- [Stated exercise]: Copy each line containing the word "homeassistant" from the records that follow, please.
-- start Entries supplied --
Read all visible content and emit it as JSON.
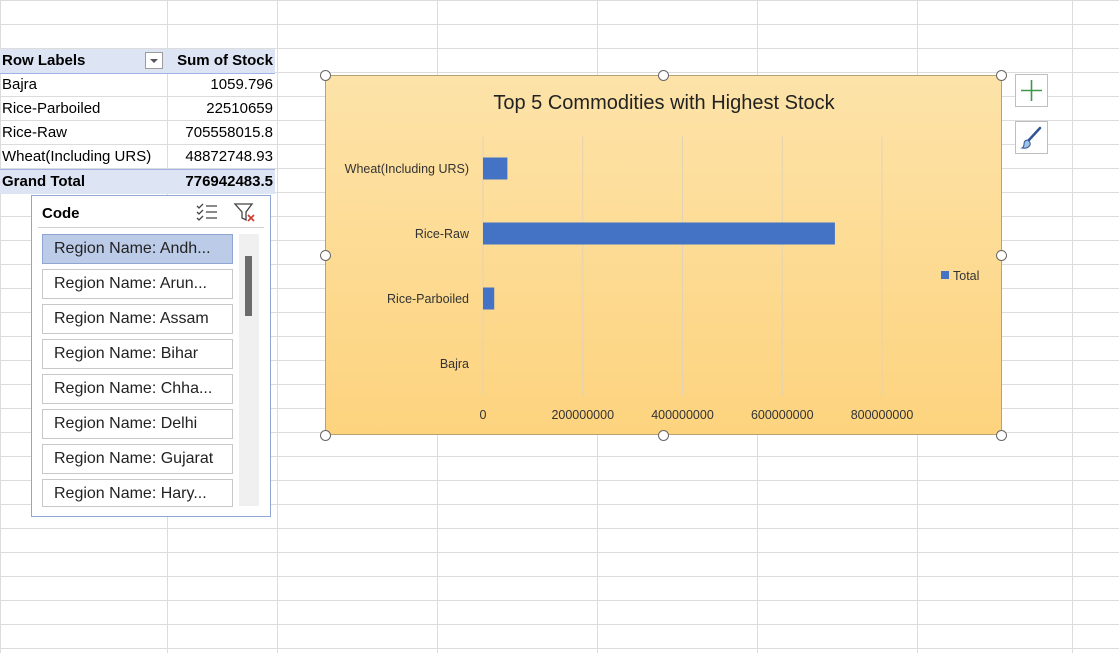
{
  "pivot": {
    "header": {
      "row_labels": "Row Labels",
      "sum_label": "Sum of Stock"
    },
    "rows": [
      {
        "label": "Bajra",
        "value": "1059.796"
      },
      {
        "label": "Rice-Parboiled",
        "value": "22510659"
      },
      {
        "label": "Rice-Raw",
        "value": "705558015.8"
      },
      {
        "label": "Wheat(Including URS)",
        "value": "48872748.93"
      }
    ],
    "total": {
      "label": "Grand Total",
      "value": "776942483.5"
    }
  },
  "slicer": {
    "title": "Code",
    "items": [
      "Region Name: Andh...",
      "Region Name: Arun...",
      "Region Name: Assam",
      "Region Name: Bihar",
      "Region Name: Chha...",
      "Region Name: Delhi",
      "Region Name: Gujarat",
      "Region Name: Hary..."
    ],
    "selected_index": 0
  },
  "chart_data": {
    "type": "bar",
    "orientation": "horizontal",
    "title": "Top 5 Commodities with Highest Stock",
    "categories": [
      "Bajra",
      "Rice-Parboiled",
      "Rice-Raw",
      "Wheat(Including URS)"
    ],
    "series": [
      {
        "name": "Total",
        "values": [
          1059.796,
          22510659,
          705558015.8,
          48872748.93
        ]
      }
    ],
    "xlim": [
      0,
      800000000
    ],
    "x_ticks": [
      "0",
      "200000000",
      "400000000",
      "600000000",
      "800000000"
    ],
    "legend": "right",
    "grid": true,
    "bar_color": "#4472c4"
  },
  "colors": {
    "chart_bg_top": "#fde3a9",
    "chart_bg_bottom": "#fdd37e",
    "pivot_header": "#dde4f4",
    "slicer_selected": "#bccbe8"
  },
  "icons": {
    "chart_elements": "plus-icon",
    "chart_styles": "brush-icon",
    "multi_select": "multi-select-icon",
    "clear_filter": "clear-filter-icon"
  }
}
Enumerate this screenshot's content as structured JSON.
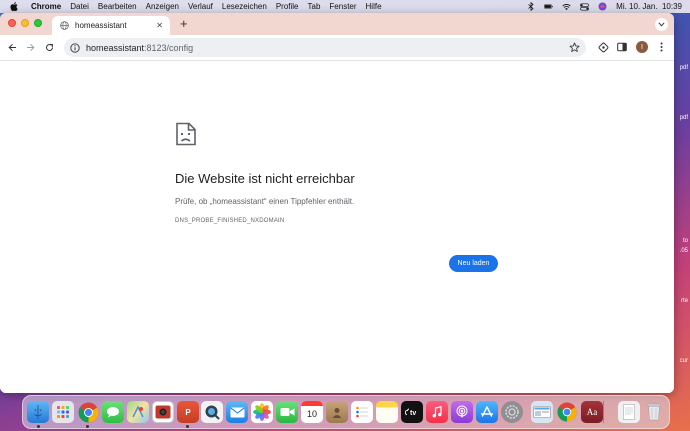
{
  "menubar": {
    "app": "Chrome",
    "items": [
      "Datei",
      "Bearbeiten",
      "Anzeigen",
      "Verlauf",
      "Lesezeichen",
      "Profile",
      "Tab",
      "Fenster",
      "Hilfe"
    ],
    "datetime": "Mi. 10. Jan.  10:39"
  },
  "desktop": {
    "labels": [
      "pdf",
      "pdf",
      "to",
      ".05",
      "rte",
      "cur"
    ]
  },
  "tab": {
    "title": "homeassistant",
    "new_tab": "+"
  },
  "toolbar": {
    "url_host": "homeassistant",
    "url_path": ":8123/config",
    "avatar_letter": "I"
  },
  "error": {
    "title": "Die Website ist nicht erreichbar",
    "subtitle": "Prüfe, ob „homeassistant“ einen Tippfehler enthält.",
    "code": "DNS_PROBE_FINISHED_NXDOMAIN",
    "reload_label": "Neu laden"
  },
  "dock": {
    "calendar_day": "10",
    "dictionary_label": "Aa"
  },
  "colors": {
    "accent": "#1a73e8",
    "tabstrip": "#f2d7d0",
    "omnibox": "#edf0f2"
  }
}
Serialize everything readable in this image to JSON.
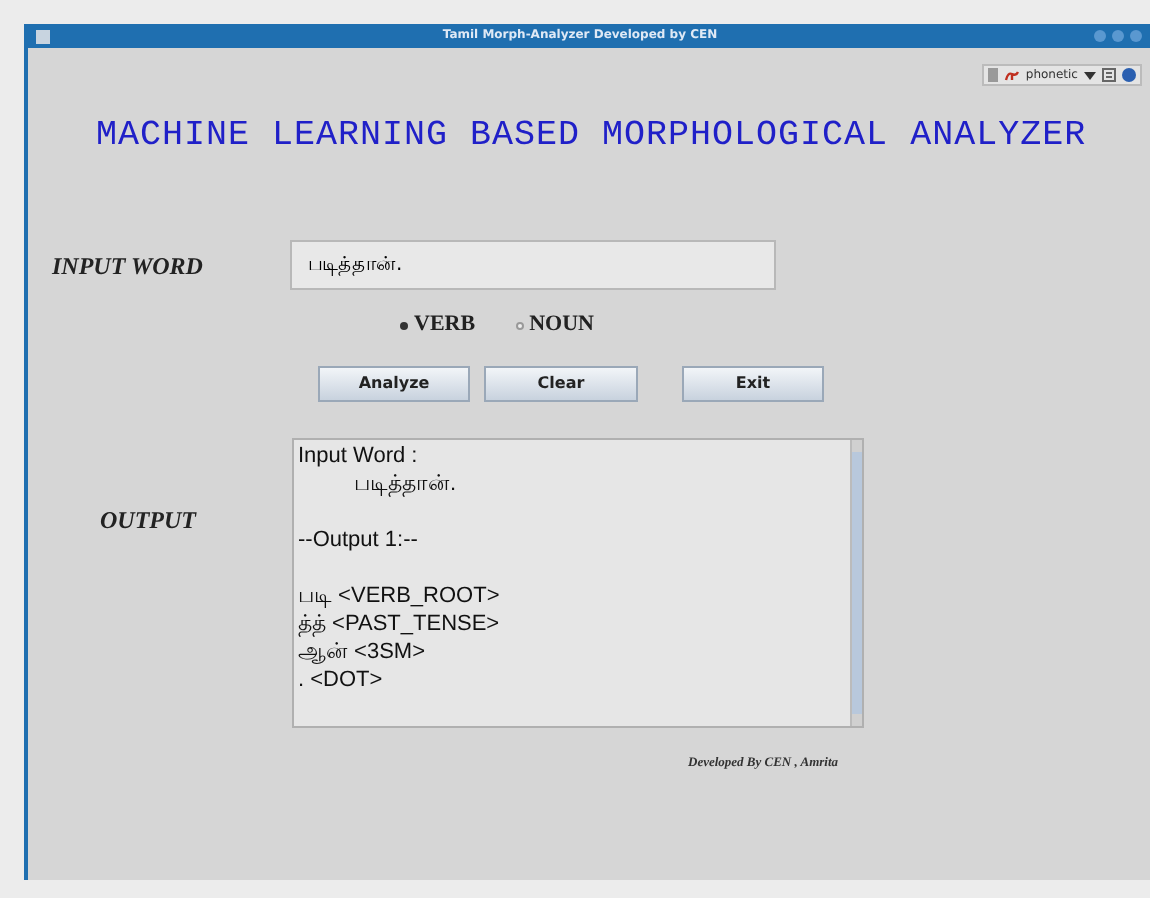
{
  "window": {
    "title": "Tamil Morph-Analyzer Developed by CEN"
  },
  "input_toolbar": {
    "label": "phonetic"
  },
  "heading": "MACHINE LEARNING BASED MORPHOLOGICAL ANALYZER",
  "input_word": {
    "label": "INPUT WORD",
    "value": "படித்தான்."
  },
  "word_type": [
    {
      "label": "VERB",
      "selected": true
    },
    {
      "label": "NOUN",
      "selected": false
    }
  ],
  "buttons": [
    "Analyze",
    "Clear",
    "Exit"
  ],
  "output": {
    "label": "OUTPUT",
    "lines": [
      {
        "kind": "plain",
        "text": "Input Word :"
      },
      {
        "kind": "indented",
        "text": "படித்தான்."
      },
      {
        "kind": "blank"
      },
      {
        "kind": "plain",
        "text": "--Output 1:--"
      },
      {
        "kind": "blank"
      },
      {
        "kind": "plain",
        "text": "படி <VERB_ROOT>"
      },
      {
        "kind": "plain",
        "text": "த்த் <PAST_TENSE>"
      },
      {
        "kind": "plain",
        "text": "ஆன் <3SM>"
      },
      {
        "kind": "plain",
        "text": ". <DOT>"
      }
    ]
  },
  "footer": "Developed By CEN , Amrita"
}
-- end Entries supplied --
- [Answer to the exercise]:
    "title": "homeassistant",
    "url_host": "homeassistant",
    "subtitle": "Prüfe, ob „homeassistant“ einen Tippfehler enthält.",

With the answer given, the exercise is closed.